> What this task involves
Across the listing below, count the lines that mention the string "label". Reply with the figure only.

> Data in this exercise

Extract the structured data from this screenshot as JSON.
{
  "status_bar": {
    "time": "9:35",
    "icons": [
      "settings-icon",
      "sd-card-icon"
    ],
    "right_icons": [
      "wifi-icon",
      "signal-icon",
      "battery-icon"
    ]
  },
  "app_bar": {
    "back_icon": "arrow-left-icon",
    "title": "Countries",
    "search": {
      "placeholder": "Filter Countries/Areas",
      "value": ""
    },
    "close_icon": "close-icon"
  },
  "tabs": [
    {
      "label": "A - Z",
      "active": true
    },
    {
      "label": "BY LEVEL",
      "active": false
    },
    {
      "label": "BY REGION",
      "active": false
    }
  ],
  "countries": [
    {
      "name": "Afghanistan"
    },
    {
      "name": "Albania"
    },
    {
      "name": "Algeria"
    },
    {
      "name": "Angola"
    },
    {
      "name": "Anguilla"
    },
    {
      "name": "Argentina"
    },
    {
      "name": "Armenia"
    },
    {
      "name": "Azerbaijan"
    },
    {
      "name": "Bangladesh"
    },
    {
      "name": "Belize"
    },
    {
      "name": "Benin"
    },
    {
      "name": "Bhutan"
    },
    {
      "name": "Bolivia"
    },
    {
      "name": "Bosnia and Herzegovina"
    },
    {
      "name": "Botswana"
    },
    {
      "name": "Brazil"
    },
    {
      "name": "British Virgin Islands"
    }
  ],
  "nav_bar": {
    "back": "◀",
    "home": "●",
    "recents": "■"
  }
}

> Correct response
3